_Textauszug_
Kleiner Beitrag zur „Essbaren Stadt“

Streuobstwiesen haben in städtisch geprägtem Umfeld ihren Wert, ist der Autore der Studie überzeugt: Sie tragen zum Arten- und Biotopschutz bei, zur Erholung, werten das Landschaftsbild auf und können Orte der Umweltbildung sein. Seit einiger Zeit gibt es in vielen Kommunen, nicht nur in Berlin, die Idee von der „Essbaren Stadt“. Dazu könnte Berlin mit den Streuobstwiesen einen Beitrag leisten. Allerdings sind viele der rund 2.500 öffentlich zugänglichen Bäume zu jung, um eine Ernte zu liefern, die nennenswert hoch wäre.

_Aufgaben_
1 - Können Sie aus dem Text über Streuobstwiesen die Passage von „Streuobstwiesen haben in“ bis „nennenswert hoch wäre.“ wortgetreu ausgeben?
2 - Wie könnte der Text über Streuobstwiesen nach seinem letzten Satz weitergehen? Führen Sie ihn fort.
Die Zeilen stehen in keinem Zusammenhang mit dem Text über Streuobstwiesen.

Daten zur Erkennung des Dokumentlayouts

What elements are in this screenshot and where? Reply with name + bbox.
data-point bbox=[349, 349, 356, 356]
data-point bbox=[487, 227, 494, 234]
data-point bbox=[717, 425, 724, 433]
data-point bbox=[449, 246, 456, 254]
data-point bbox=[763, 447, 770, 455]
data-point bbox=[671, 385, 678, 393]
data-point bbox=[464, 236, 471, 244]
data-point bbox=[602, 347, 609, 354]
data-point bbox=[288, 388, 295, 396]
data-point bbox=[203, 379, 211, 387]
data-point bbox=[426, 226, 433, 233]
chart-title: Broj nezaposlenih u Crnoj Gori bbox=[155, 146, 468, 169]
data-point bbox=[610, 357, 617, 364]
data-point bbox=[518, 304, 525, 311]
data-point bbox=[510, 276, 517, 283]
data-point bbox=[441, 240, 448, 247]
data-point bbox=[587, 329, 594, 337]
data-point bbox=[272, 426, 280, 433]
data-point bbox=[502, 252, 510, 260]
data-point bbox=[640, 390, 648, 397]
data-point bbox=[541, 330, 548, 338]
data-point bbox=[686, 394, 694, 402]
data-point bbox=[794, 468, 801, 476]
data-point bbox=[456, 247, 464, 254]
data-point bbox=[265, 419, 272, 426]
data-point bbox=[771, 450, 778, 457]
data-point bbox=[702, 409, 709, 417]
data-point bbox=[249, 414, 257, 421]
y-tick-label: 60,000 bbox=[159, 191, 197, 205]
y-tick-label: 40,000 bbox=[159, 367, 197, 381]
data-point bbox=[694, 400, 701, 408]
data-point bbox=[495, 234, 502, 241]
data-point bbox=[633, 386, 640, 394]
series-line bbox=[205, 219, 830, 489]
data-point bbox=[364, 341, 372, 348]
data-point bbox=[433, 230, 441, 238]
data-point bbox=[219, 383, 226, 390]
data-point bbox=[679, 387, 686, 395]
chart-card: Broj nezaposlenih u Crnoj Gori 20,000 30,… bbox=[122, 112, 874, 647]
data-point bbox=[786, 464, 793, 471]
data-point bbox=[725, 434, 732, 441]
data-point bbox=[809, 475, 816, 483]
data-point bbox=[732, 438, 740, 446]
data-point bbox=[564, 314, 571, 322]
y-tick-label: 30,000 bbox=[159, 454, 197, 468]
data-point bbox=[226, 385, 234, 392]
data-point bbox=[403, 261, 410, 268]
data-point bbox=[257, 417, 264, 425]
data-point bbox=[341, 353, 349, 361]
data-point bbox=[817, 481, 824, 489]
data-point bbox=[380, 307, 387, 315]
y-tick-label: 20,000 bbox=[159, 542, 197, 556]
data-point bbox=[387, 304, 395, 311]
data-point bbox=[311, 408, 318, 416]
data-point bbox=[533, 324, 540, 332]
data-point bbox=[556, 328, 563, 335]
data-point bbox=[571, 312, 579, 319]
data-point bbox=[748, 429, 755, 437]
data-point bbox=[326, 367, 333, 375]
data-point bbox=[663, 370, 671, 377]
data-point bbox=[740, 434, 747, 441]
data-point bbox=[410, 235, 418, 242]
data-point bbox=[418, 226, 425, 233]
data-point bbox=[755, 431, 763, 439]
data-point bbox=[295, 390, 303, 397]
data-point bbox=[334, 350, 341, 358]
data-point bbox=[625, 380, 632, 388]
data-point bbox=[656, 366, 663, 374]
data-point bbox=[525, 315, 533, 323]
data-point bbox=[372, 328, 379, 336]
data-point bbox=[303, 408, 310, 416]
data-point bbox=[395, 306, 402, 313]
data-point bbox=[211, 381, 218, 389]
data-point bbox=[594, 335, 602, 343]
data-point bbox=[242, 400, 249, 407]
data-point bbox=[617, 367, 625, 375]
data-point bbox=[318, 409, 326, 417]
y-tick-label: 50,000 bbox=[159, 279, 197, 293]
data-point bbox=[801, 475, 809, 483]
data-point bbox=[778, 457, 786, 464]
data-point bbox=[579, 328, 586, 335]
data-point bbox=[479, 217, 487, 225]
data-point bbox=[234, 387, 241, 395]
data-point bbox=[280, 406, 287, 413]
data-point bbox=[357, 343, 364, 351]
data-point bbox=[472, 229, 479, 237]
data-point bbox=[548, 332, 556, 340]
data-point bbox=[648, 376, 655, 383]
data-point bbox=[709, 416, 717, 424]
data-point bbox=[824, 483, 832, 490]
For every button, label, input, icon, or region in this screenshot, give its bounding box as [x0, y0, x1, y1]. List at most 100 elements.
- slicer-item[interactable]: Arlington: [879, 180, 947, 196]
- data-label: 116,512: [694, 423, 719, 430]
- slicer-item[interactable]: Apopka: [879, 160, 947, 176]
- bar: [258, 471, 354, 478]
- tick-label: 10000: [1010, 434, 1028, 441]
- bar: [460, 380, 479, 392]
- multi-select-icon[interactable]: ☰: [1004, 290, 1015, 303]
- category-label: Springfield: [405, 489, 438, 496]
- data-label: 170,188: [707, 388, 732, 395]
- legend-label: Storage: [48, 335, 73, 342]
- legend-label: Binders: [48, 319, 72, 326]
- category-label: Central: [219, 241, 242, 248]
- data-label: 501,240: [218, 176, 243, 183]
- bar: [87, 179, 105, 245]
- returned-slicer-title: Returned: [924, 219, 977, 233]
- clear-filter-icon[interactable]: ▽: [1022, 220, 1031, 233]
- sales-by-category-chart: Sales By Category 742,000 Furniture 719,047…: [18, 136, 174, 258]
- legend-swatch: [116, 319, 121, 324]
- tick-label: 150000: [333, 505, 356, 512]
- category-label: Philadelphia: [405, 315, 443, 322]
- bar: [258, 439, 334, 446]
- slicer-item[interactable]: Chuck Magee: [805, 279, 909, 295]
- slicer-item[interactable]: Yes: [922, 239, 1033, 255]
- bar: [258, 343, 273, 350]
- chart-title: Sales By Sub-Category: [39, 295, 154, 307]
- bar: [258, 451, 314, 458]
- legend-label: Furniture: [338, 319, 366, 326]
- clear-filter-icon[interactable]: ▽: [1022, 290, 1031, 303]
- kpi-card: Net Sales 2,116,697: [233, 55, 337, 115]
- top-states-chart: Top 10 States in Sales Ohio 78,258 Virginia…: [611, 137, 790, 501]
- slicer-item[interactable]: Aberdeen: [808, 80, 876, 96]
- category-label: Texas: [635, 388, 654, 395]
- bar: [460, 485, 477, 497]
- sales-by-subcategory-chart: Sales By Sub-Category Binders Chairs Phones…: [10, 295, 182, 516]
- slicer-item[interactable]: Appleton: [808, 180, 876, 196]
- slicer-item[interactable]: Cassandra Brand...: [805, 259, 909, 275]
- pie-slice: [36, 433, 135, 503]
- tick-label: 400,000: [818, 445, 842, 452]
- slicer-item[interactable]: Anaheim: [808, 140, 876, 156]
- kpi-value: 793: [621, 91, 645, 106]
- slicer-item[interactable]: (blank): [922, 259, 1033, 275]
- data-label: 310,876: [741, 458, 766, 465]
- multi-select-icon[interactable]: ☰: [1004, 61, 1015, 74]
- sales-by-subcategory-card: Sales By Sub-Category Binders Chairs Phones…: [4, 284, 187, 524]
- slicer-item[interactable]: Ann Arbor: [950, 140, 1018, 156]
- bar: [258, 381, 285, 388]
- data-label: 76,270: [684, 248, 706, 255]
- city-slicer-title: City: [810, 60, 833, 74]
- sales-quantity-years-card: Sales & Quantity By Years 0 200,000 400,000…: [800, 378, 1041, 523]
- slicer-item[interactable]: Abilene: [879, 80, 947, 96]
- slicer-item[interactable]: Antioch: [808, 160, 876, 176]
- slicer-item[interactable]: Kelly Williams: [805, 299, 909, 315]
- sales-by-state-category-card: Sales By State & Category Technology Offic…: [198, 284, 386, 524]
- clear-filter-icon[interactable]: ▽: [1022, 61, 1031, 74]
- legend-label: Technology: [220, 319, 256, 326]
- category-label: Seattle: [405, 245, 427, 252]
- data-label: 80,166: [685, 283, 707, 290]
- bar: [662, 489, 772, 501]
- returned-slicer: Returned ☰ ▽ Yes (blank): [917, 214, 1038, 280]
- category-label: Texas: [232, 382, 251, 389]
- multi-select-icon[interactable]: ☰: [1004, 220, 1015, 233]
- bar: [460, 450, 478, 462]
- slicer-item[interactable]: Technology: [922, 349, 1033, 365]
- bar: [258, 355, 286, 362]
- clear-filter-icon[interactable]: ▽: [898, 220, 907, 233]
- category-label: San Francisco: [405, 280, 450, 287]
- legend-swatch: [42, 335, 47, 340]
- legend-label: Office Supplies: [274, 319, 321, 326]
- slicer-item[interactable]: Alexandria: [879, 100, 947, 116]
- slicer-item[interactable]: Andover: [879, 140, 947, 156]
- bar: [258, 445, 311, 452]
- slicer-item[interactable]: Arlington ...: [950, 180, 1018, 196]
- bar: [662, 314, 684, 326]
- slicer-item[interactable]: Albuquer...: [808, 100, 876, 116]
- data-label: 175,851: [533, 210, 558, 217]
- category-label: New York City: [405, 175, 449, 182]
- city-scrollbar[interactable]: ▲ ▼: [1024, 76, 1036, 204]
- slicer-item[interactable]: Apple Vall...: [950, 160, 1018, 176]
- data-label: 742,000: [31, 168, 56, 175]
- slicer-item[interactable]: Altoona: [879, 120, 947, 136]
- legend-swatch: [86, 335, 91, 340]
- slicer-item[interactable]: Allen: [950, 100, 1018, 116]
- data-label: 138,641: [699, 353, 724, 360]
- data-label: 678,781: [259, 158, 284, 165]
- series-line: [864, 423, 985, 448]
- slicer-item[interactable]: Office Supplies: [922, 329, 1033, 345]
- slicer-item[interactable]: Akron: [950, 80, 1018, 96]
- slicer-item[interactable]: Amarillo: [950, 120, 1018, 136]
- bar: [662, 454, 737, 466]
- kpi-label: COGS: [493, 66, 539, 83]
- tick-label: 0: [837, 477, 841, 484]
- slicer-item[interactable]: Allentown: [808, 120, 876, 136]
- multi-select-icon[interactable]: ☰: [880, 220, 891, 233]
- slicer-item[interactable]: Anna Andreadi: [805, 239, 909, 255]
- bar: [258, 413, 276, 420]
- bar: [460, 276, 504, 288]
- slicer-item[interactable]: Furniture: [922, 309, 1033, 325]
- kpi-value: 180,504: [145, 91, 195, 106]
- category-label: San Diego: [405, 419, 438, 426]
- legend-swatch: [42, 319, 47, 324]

_Lösungen_
1 -
Streuobstwiesen haben in städtisch geprägtem Umfeld ihren Wert, ist der Autore der Studie überzeugt: Sie tragen zum Arten- und Biotopschutz bei, zur Erholung, werten das Landschaftsbild auf und können Orte der Umweltbildung sein. Seit einiger Zeit gibt es in vielen Kommunen, nicht nur in Berlin, die Idee von der „Essbaren Stadt“. Dazu könnte Berlin mit den Streuobstwiesen einen Beitrag leisten. Allerdings sind viele der rund 2.500 öffentlich zugänglichen Bäume zu jung, um eine Ernte zu liefern, die nennenswert hoch wäre.

2 -
Bisher fehlte eine Untersuchung über die Zahl, die Fläche, den Zustand und die Lage von Streuobstwiesen im Land Berlin. Erfasst und genauer betrachtet wurden in der aktuellen Studie nur Flächen von mindestens 1.000 Quadratmetern. In Lichtenberg, Pankow, Spandau und Treptow-Köpenick gibt es die größten Flächen. Zwei Drittel der Wiesen sind noch jung und nach 1990 angelegt worden. Die Tendenz ist steigend. Aus Sicht des Naturschutzes ist das Alter wichtig, weil „Obstbäume erst mit zunehmendem Alter Höhlen, Strukturen und Totholz aufweisen und erst dann zahlreiche Nist- und Quartiersmöglichkeiten für Vögel und Insekten entstehen“, so die Studie.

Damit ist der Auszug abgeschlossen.